─── Entries supplied
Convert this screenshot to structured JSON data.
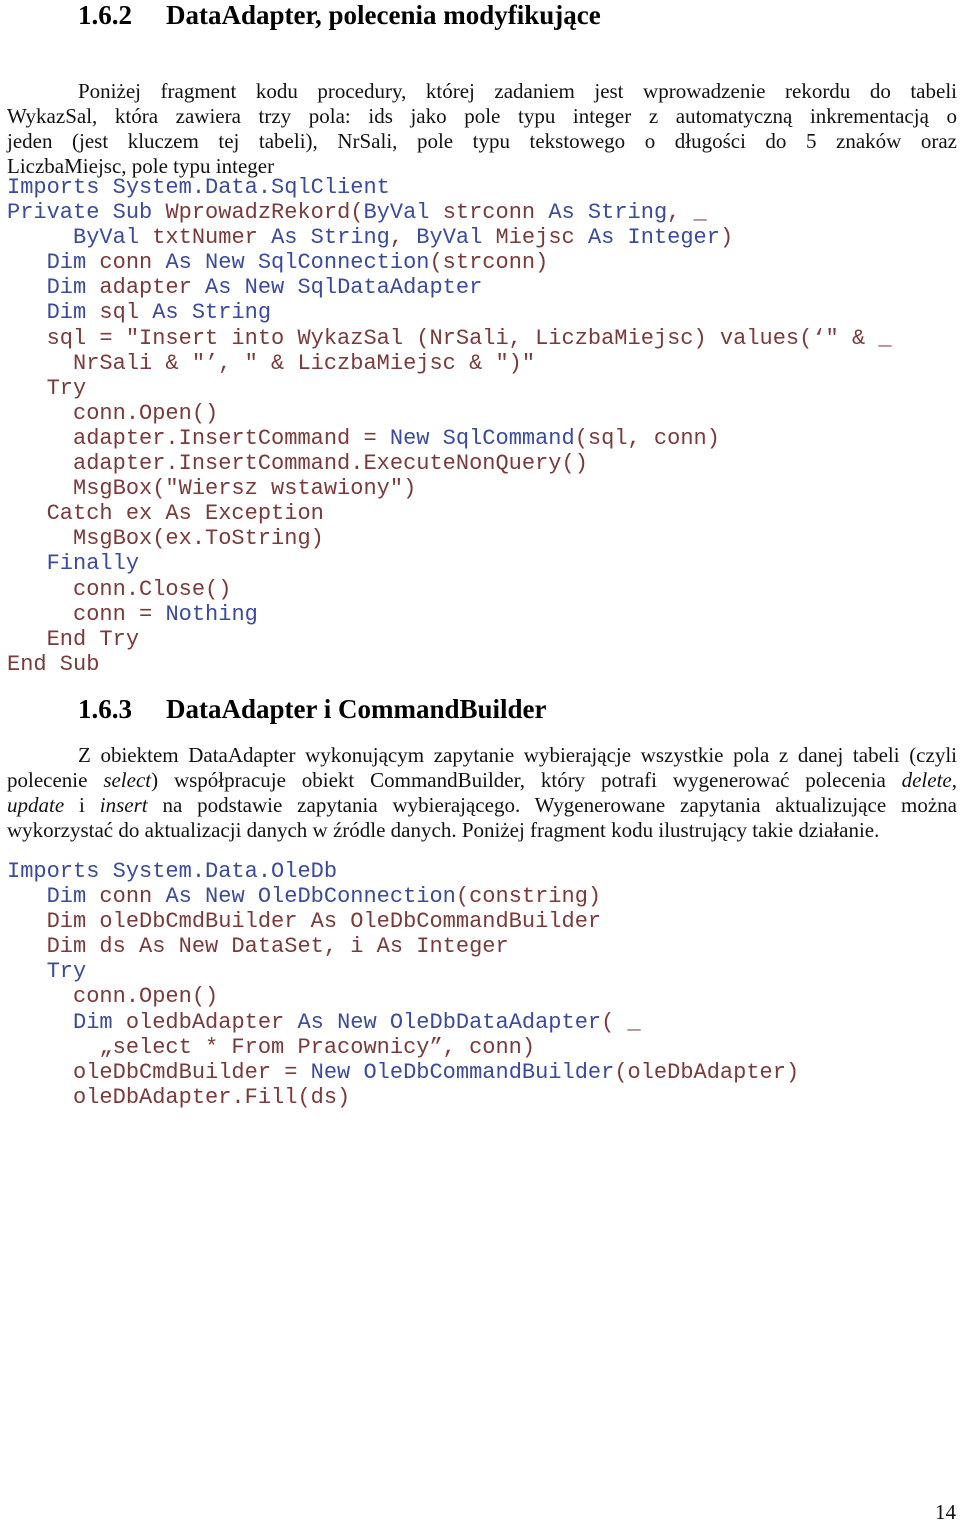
{
  "section1": {
    "number": "1.6.2",
    "title": "DataAdapter, polecenia modyfikujące",
    "paragraph_lines": [
      "Poniżej fragment kodu procedury, której zadaniem jest wprowadzenie rekordu do tabeli",
      "WykazSal, która zawiera trzy pola: ids jako pole typu integer z automatyczną inkrementacją o",
      "jeden (jest kluczem tej tabeli), NrSali, pole typu tekstowego o długości do 5 znaków oraz",
      "LiczbaMiejsc, pole typu integer"
    ],
    "code": [
      [
        {
          "t": "Imports System.Data.SqlClient",
          "c": "kw"
        }
      ],
      [
        {
          "t": "Private Sub ",
          "c": "kw"
        },
        {
          "t": "WprowadzRekord(",
          "c": "id"
        },
        {
          "t": "ByVal ",
          "c": "kw"
        },
        {
          "t": "strconn ",
          "c": "id"
        },
        {
          "t": "As String",
          "c": "kw"
        },
        {
          "t": ", _",
          "c": "id"
        }
      ],
      [
        {
          "t": "     ByVal ",
          "c": "kw"
        },
        {
          "t": "txtNumer ",
          "c": "id"
        },
        {
          "t": "As String",
          "c": "kw"
        },
        {
          "t": ", ",
          "c": "id"
        },
        {
          "t": "ByVal ",
          "c": "kw"
        },
        {
          "t": "Miejsc ",
          "c": "id"
        },
        {
          "t": "As Integer",
          "c": "kw"
        },
        {
          "t": ")",
          "c": "id"
        }
      ],
      [
        {
          "t": "   Dim ",
          "c": "kw"
        },
        {
          "t": "conn ",
          "c": "id"
        },
        {
          "t": "As New SqlConnection",
          "c": "kw"
        },
        {
          "t": "(strconn)",
          "c": "id"
        }
      ],
      [
        {
          "t": "   Dim ",
          "c": "kw"
        },
        {
          "t": "adapter ",
          "c": "id"
        },
        {
          "t": "As New SqlDataAdapter",
          "c": "kw"
        }
      ],
      [
        {
          "t": "   Dim ",
          "c": "kw"
        },
        {
          "t": "sql ",
          "c": "id"
        },
        {
          "t": "As String",
          "c": "kw"
        }
      ],
      [
        {
          "t": "   sql = \"Insert into WykazSal (NrSali, LiczbaMiejsc) values(‘\" & _",
          "c": "id"
        }
      ],
      [
        {
          "t": "     NrSali & \"’, \" & LiczbaMiejsc & \")\"",
          "c": "id"
        }
      ],
      [
        {
          "t": "   Try",
          "c": "id"
        }
      ],
      [
        {
          "t": "     conn.Open()",
          "c": "id"
        }
      ],
      [
        {
          "t": "     adapter.InsertCommand = ",
          "c": "id"
        },
        {
          "t": "New SqlCommand",
          "c": "kw"
        },
        {
          "t": "(sql, conn)",
          "c": "id"
        }
      ],
      [
        {
          "t": "     adapter.InsertCommand.ExecuteNonQuery()",
          "c": "id"
        }
      ],
      [
        {
          "t": "     MsgBox(\"Wiersz wstawiony\")",
          "c": "id"
        }
      ],
      [
        {
          "t": "   Catch ex As Exception",
          "c": "id"
        }
      ],
      [
        {
          "t": "     MsgBox(ex.ToString)",
          "c": "id"
        }
      ],
      [
        {
          "t": "   Finally",
          "c": "kw"
        }
      ],
      [
        {
          "t": "     conn.Close()",
          "c": "id"
        }
      ],
      [
        {
          "t": "     conn = ",
          "c": "id"
        },
        {
          "t": "Nothing",
          "c": "kw"
        }
      ],
      [
        {
          "t": "   End Try",
          "c": "id"
        }
      ],
      [
        {
          "t": "End Sub",
          "c": "id"
        }
      ]
    ]
  },
  "section2": {
    "number": "1.6.3",
    "title": "DataAdapter i CommandBuilder",
    "paragraph_lines": [
      [
        {
          "t": "Z obiektem DataAdapter wykonującym zapytanie wybierającje wszystkie pola z danej tabeli (czyli",
          "i": false
        }
      ],
      [
        {
          "t": "polecenie ",
          "i": false
        },
        {
          "t": "select",
          "i": true
        },
        {
          "t": ") współpracuje obiekt CommandBuilder, który potrafi wygenerować polecenia ",
          "i": false
        },
        {
          "t": "delete",
          "i": true
        },
        {
          "t": ",",
          "i": false
        }
      ],
      [
        {
          "t": "update",
          "i": true
        },
        {
          "t": " i ",
          "i": false
        },
        {
          "t": "insert",
          "i": true
        },
        {
          "t": " na podstawie zapytania wybierającego. Wygenerowane zapytania aktualizujące można",
          "i": false
        }
      ],
      [
        {
          "t": "wykorzystać do aktualizacji danych w źródle danych. Poniżej fragment kodu ilustrujący takie działanie.",
          "i": false
        }
      ]
    ],
    "code": [
      [
        {
          "t": "Imports System.Data.OleDb",
          "c": "kw"
        }
      ],
      [
        {
          "t": "   Dim ",
          "c": "kw"
        },
        {
          "t": "conn ",
          "c": "id"
        },
        {
          "t": "As New OleDbConnection",
          "c": "kw"
        },
        {
          "t": "(constring)",
          "c": "id"
        }
      ],
      [
        {
          "t": "   Dim oleDbCmdBuilder As OleDbCommandBuilder",
          "c": "id"
        }
      ],
      [
        {
          "t": "   Dim ds As New DataSet, i As Integer",
          "c": "id"
        }
      ],
      [
        {
          "t": "   Try",
          "c": "kw"
        }
      ],
      [
        {
          "t": "     conn.Open()",
          "c": "id"
        }
      ],
      [
        {
          "t": "     Dim ",
          "c": "kw"
        },
        {
          "t": "oledbAdapter ",
          "c": "id"
        },
        {
          "t": "As New OleDbDataAdapter",
          "c": "kw"
        },
        {
          "t": "( _",
          "c": "id"
        }
      ],
      [
        {
          "t": "       „select * From Pracownicy”, conn)",
          "c": "id"
        }
      ],
      [
        {
          "t": "     oleDbCmdBuilder = ",
          "c": "id"
        },
        {
          "t": "New OleDbCommandBuilder",
          "c": "kw"
        },
        {
          "t": "(oleDbAdapter)",
          "c": "id"
        }
      ],
      [
        {
          "t": "     oleDbAdapter.Fill(ds)",
          "c": "id"
        }
      ]
    ]
  },
  "page_number": "14",
  "colors": {
    "keyword": "#3a4a9e",
    "identifier": "#7a3a3a",
    "text": "#111111"
  }
}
──────
• **The request**
Each line above that holds the string "pola" should be copied and shown.

• **Correct output**
      "WykazSal, która zawiera trzy pola: ids jako pole typu integer z automatyczną inkrementacją o",
          "t": "Z obiektem DataAdapter wykonującym zapytanie wybierającje wszystkie pola z danej tabeli (czyli",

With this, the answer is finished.